## start

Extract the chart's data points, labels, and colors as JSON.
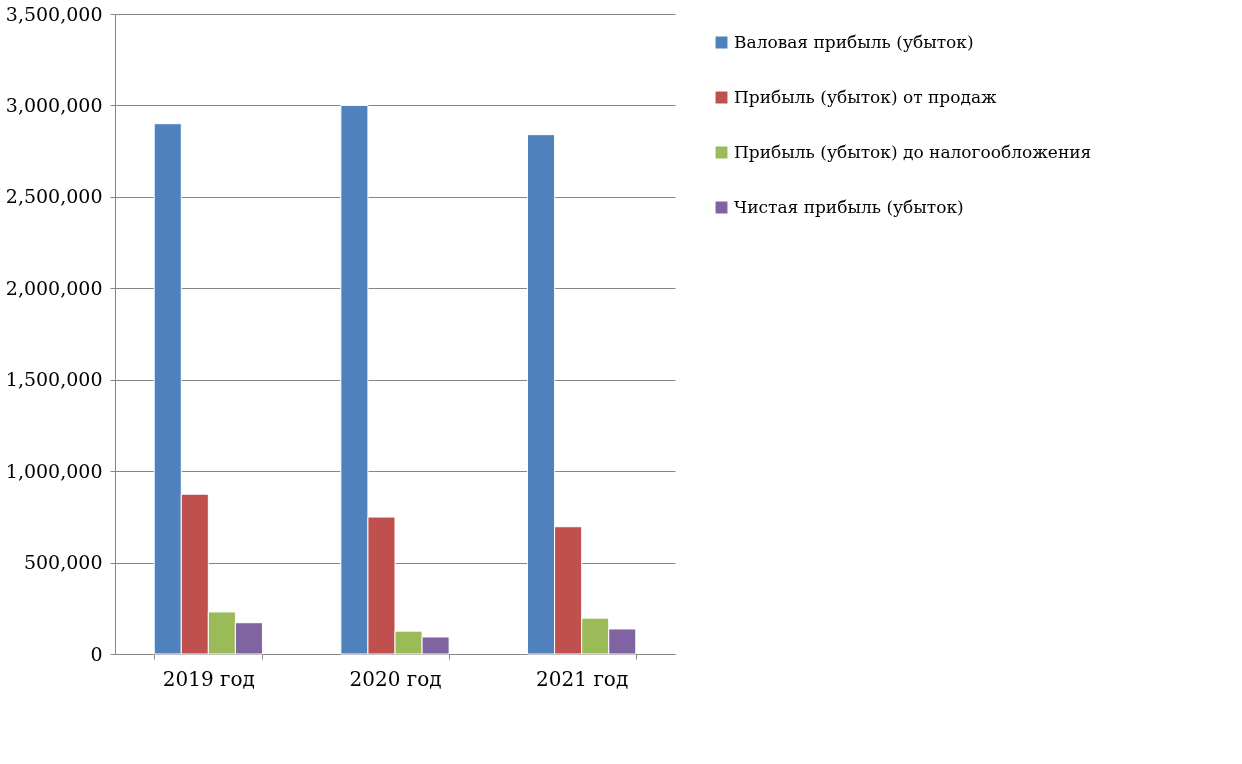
{
  "chart_data": {
    "type": "bar",
    "categories": [
      "2019 год",
      "2020 год",
      "2021 год"
    ],
    "series": [
      {
        "name": "Валовая прибыль (убыток)",
        "color": "#4f81bd",
        "values": [
          2900000,
          3000000,
          2840000
        ]
      },
      {
        "name": "Прибыль (убыток) от продаж",
        "color": "#c0504d",
        "values": [
          874000,
          749000,
          696000
        ]
      },
      {
        "name": "Прибыль (убыток) до налогообложения",
        "color": "#9bbb59",
        "values": [
          230000,
          125000,
          196000
        ]
      },
      {
        "name": "Чистая прибыль (убыток)",
        "color": "#8064a2",
        "values": [
          171000,
          93000,
          137000
        ]
      }
    ],
    "ylim": [
      0,
      3500000
    ],
    "yticks": [
      0,
      {
        "value": 500000,
        "label": "500,000"
      },
      {
        "value": 1000000,
        "label": "1,000,000"
      },
      {
        "value": 1500000,
        "label": "1,500,000"
      },
      {
        "value": 2000000,
        "label": "2,000,000"
      },
      {
        "value": 2500000,
        "label": "2,500,000"
      },
      {
        "value": 3000000,
        "label": "3,000,000"
      },
      {
        "value": 3500000,
        "label": "3,500,000"
      }
    ],
    "grid": "y",
    "legend": "right"
  }
}
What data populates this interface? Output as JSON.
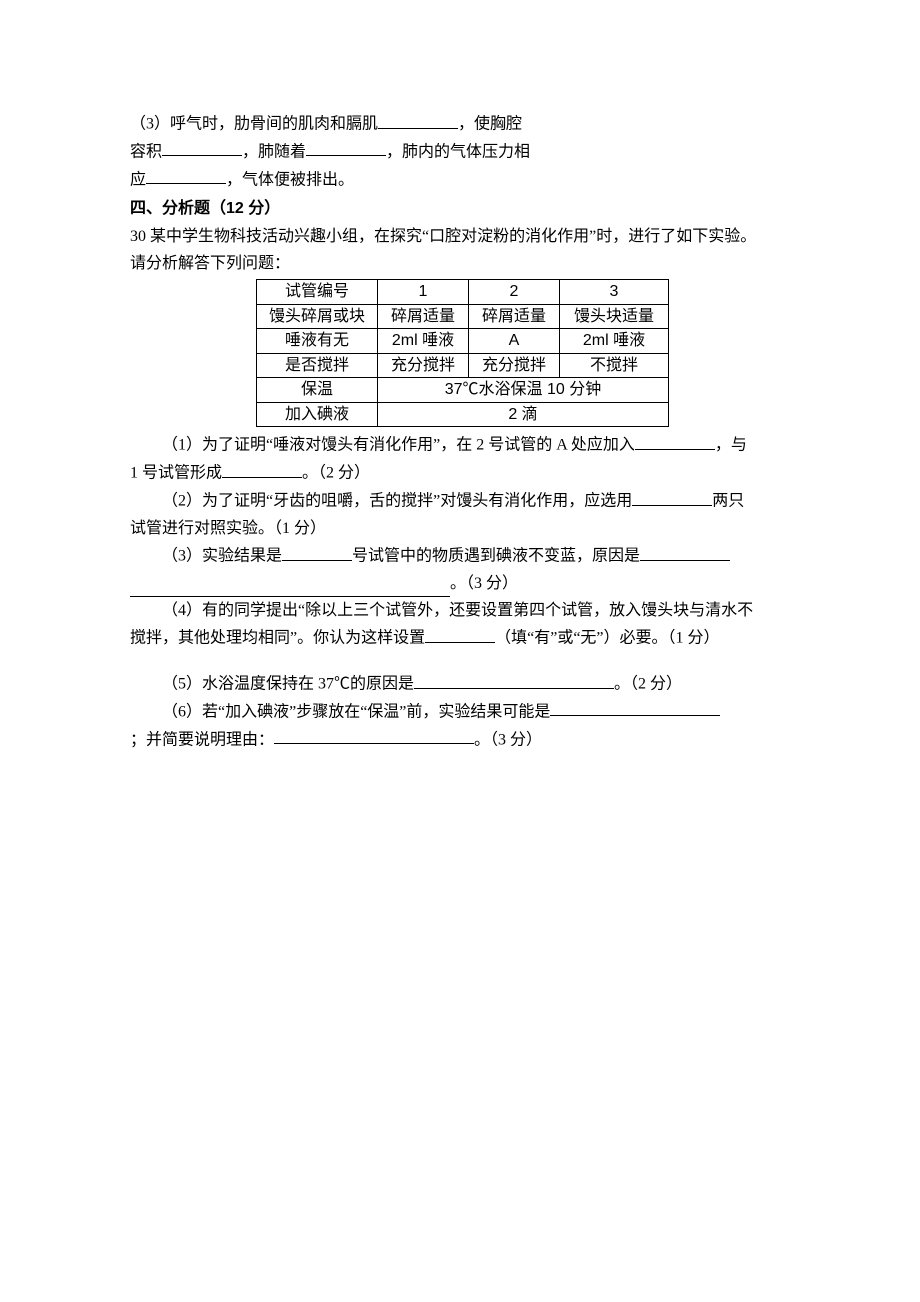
{
  "q3_prefix": "（3）呼气时，肋骨间的肌肉和膈肌",
  "q3_after_blank1": "，使胸腔",
  "q3_line2_prefix": "容积",
  "q3_line2_mid": "，肺随着",
  "q3_line2_after": "，肺内的气体压力相",
  "q3_line3_prefix": "应",
  "q3_line3_after": "，气体便被排出。",
  "section4_title": "四、分析题（12 分）",
  "q30_intro_line1": "30 某中学生物科技活动兴趣小组，在探究“口腔对淀粉的消化作用”时，进行了如下实验。",
  "q30_intro_line2": "请分析解答下列问题：",
  "table": {
    "rows": [
      {
        "c1": "试管编号",
        "c2": "1",
        "c3": "2",
        "c4": "3"
      },
      {
        "c1": "馒头碎屑或块",
        "c2": "碎屑适量",
        "c3": "碎屑适量",
        "c4": "馒头块适量"
      },
      {
        "c1": "唾液有无",
        "c2": "2ml 唾液",
        "c3": "A",
        "c4": "2ml 唾液"
      },
      {
        "c1": "是否搅拌",
        "c2": "充分搅拌",
        "c3": "充分搅拌",
        "c4": "不搅拌"
      },
      {
        "c1": "保温",
        "merged": "37℃水浴保温 10 分钟"
      },
      {
        "c1": "加入碘液",
        "merged": "2 滴"
      }
    ]
  },
  "q1_a": "（1）为了证明“唾液对馒头有消化作用”，在 2 号试管的 A 处应加入",
  "q1_b": "，与",
  "q1_c": "1 号试管形成",
  "q1_d": "。（2 分）",
  "q2_a": "（2）为了证明“牙齿的咀嚼，舌的搅拌”对馒头有消化作用，应选用",
  "q2_b": "两只",
  "q2_c": "试管进行对照实验。（1 分）",
  "q3a_a": "（3）实验结果是",
  "q3a_b": "号试管中的物质遇到碘液不变蓝，原因是",
  "q3a_c": "。（3 分）",
  "q4_a": "（4）有的同学提出“除以上三个试管外，还要设置第四个试管，放入馒头块与清水不",
  "q4_b": "搅拌，其他处理均相同”。你认为这样设置",
  "q4_c": "（填“有”或“无”）必要。（1 分）",
  "q5_a": "（5）水浴温度保持在 37℃的原因是",
  "q5_b": "。（2 分）",
  "q6_a": "（6）若“加入碘液”步骤放在“保温”前，实验结果可能是",
  "q6_b": "；并简要说明理由：",
  "q6_c": "。（3 分）"
}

## end

Given instruction:
Search the lines for "为了证明". Copy each line that has it.

Solution for this task:
  "q1_a": "（1）为了证明“唾液对馒头有消化作用”，在 2 号试管的 A 处应加入",
  "q2_a": "（2）为了证明“牙齿的咀嚼，舌的搅拌”对馒头有消化作用，应选用",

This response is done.